Given exercise:
In the entries below, count every line containing "JSON". Return the number and nothing else.
--- begin ---
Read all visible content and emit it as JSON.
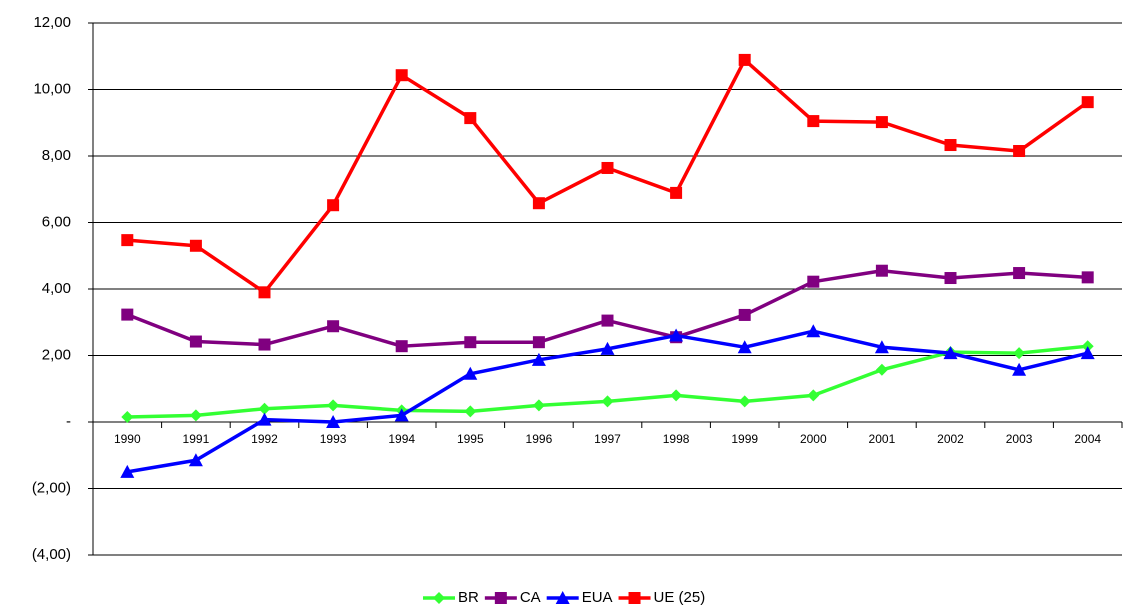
{
  "chart_data": {
    "type": "line",
    "categories": [
      "1990",
      "1991",
      "1992",
      "1993",
      "1994",
      "1995",
      "1996",
      "1997",
      "1998",
      "1999",
      "2000",
      "2001",
      "2002",
      "2003",
      "2004"
    ],
    "series": [
      {
        "name": "BR",
        "color": "#33ff33",
        "marker": "diamond",
        "values": [
          0.15,
          0.2,
          0.4,
          0.5,
          0.35,
          0.32,
          0.5,
          0.62,
          0.8,
          0.62,
          0.8,
          1.57,
          2.1,
          2.07,
          2.28
        ]
      },
      {
        "name": "CA",
        "color": "#800080",
        "marker": "square",
        "values": [
          3.23,
          2.42,
          2.33,
          2.88,
          2.28,
          2.4,
          2.4,
          3.05,
          2.55,
          3.22,
          4.22,
          4.55,
          4.33,
          4.48,
          4.35
        ]
      },
      {
        "name": "EUA",
        "color": "#0000ff",
        "marker": "triangle",
        "values": [
          -1.5,
          -1.15,
          0.07,
          0,
          0.2,
          1.45,
          1.87,
          2.2,
          2.6,
          2.25,
          2.73,
          2.25,
          2.07,
          1.57,
          2.07
        ]
      },
      {
        "name": "UE (25)",
        "color": "#ff0000",
        "marker": "square",
        "values": [
          5.47,
          5.3,
          3.9,
          6.52,
          10.43,
          9.14,
          6.58,
          7.64,
          6.89,
          10.89,
          9.05,
          9.02,
          8.33,
          8.15,
          9.62
        ]
      }
    ],
    "ylim": [
      -4,
      12
    ],
    "yticks": [
      {
        "value": -4,
        "label": "(4,00)"
      },
      {
        "value": -2,
        "label": "(2,00)"
      },
      {
        "value": 0,
        "label": "-"
      },
      {
        "value": 2,
        "label": "2,00"
      },
      {
        "value": 4,
        "label": "4,00"
      },
      {
        "value": 6,
        "label": "6,00"
      },
      {
        "value": 8,
        "label": "8,00"
      },
      {
        "value": 10,
        "label": "10,00"
      },
      {
        "value": 12,
        "label": "12,00"
      }
    ],
    "grid": true,
    "legend": "bottom"
  }
}
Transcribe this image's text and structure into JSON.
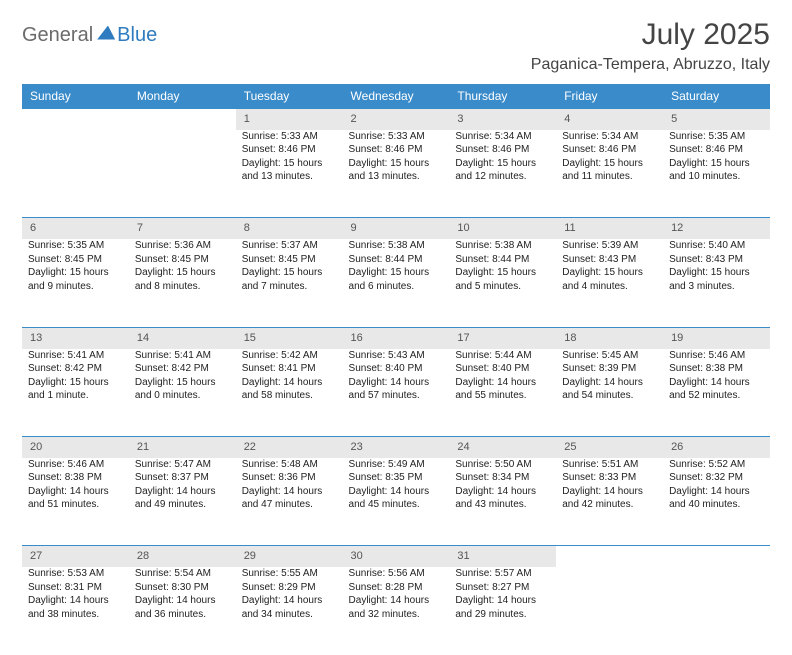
--- end ---
Solution to this task:
2